* _WHAT YOU HAVE TO DO_: Report the number of lines where the string "tick" occurs, and write nothing else.

##############################

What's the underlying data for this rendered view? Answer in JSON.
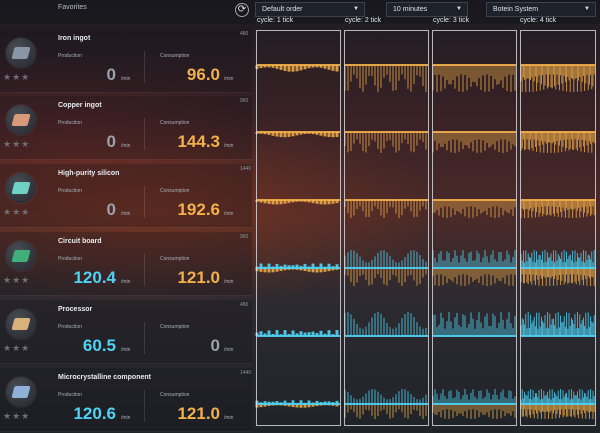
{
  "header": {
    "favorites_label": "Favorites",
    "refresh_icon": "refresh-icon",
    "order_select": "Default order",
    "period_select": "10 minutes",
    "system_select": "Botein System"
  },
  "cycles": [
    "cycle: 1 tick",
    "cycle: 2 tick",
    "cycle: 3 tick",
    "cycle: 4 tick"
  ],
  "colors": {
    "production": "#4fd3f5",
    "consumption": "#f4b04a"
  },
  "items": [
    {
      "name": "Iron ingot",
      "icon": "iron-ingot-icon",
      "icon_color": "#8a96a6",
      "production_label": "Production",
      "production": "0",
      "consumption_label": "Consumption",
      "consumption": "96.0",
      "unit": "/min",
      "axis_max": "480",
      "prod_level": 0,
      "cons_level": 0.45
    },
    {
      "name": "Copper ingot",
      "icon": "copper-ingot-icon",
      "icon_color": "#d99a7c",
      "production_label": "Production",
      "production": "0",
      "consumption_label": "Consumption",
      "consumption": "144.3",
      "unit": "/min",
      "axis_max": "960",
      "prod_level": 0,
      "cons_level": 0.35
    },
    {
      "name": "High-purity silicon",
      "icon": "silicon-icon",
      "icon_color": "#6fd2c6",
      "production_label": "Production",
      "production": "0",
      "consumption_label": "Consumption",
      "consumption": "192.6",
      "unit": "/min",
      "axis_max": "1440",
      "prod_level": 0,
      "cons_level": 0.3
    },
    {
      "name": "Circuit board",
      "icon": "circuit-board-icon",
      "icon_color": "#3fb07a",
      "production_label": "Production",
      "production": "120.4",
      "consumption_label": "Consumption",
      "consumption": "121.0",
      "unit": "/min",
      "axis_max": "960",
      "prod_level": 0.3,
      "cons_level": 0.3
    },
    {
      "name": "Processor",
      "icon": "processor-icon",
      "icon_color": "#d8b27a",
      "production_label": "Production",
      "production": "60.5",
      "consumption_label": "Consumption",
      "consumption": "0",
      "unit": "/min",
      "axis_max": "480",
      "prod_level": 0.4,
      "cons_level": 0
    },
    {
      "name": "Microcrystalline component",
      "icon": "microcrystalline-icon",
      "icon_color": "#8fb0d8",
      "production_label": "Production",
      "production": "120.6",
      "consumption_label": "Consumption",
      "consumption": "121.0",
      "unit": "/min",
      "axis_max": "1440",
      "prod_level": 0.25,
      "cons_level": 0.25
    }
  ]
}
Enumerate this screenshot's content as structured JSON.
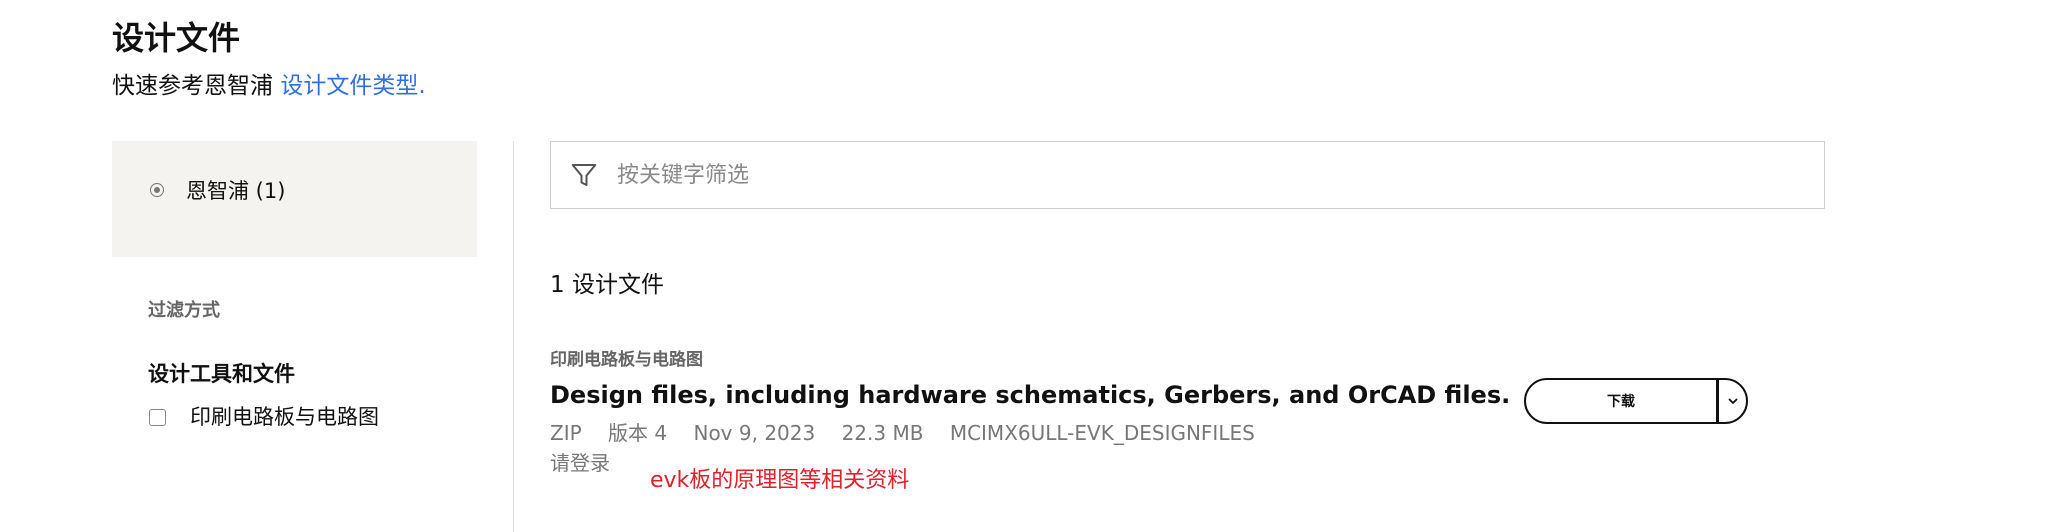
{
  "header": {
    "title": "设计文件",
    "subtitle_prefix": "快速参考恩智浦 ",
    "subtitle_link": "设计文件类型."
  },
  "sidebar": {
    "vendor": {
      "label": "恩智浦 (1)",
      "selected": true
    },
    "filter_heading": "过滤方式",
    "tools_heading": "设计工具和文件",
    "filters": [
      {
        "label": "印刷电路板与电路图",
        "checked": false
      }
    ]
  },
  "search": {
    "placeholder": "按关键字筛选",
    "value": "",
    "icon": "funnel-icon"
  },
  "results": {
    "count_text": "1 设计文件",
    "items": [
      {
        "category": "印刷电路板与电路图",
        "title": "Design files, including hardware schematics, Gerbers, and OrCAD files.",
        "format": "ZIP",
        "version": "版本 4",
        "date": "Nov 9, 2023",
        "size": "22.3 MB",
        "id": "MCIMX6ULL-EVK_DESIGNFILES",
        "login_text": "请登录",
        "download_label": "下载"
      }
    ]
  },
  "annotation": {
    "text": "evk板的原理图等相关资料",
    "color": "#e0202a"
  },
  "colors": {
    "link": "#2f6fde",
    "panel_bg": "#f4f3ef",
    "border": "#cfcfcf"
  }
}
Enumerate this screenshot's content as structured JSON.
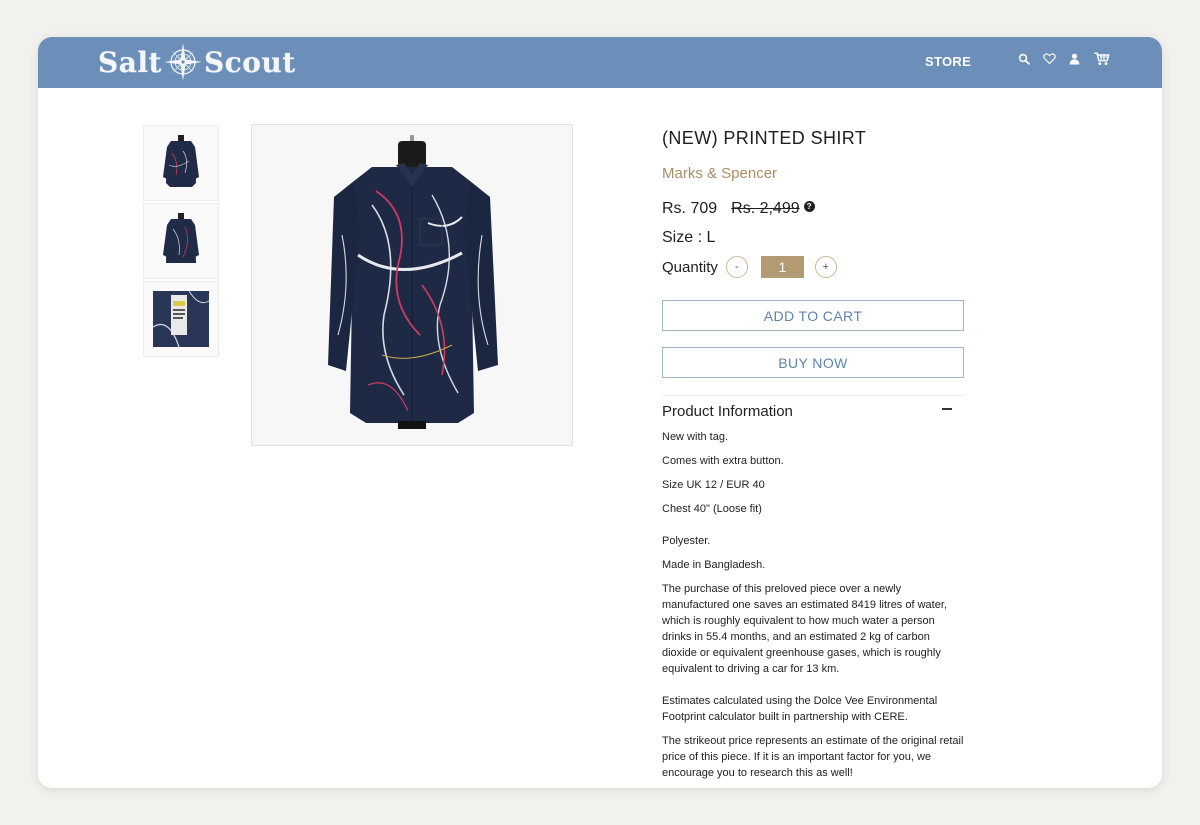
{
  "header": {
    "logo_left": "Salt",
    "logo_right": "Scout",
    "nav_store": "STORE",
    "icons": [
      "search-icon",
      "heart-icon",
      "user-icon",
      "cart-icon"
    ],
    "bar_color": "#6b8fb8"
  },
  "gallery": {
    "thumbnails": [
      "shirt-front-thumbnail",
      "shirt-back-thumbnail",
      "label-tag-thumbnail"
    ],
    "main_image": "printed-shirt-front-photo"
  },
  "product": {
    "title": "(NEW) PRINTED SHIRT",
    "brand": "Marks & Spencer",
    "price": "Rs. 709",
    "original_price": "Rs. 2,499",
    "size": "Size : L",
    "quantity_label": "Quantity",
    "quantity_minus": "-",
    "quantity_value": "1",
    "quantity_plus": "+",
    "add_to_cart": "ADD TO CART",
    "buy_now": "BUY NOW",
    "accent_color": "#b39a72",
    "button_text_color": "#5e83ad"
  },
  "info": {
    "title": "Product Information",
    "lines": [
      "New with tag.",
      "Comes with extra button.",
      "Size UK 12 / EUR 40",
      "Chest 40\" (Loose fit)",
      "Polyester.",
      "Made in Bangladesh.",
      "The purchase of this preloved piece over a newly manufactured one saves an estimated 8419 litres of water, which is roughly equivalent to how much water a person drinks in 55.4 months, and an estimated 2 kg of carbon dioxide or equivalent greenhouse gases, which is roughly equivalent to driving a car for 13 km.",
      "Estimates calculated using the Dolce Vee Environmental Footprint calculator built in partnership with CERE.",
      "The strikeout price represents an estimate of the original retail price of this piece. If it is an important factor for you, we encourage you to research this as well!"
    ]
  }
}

##############################

* _EXERCISE RESULT_: 4